| Written exercise |
Pull every line containing "JSON" from the entries.
___
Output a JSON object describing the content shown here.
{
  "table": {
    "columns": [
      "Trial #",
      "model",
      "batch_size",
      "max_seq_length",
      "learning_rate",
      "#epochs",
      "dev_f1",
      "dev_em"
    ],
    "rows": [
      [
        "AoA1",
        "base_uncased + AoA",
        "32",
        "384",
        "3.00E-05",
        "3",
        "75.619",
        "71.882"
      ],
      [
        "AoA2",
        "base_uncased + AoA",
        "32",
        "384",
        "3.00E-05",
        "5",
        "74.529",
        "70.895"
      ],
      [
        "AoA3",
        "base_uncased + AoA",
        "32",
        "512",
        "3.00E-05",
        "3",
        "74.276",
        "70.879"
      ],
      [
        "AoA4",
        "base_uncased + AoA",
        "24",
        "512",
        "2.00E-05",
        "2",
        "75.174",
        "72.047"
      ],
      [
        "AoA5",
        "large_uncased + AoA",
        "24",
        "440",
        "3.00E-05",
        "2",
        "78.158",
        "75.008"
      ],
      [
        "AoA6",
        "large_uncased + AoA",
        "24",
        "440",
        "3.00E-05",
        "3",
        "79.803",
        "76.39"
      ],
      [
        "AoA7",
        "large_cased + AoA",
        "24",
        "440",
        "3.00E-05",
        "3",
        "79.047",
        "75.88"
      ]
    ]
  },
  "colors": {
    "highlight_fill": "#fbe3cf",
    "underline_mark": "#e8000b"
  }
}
___
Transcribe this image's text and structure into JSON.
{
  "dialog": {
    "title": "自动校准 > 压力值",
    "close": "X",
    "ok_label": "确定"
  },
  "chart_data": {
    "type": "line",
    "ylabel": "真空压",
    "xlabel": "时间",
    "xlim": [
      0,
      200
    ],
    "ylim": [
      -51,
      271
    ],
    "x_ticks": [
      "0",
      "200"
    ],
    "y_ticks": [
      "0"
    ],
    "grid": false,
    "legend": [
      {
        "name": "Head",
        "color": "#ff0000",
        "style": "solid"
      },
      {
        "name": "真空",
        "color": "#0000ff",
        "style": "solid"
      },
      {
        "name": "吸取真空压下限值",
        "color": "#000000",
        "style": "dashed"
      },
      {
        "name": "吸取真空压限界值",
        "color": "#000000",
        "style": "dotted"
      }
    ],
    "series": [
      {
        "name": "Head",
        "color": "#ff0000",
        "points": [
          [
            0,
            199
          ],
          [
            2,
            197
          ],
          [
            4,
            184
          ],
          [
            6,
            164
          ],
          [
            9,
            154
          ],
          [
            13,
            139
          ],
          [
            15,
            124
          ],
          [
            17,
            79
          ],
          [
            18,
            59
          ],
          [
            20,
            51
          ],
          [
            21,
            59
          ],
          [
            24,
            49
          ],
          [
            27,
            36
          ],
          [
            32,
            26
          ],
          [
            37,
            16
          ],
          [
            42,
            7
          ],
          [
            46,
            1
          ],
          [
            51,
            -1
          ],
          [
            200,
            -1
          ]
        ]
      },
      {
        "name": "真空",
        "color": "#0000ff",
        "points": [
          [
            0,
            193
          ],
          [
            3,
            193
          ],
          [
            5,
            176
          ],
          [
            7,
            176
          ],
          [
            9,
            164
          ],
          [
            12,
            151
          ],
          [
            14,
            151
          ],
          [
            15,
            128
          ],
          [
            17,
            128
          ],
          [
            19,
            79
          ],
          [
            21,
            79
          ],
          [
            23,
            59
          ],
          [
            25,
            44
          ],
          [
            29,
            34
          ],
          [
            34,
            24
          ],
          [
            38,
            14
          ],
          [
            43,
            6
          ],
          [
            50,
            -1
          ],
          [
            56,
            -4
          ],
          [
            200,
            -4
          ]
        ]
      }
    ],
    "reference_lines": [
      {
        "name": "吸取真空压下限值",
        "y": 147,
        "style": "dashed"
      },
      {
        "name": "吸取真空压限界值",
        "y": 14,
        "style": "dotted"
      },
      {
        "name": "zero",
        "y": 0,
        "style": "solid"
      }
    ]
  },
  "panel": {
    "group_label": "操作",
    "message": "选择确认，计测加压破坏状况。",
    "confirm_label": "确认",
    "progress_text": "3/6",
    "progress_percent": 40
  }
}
___
| Answer to the task |
Output a JSON object describing the content shown here.
Transcribe this image's text and structure into JSON.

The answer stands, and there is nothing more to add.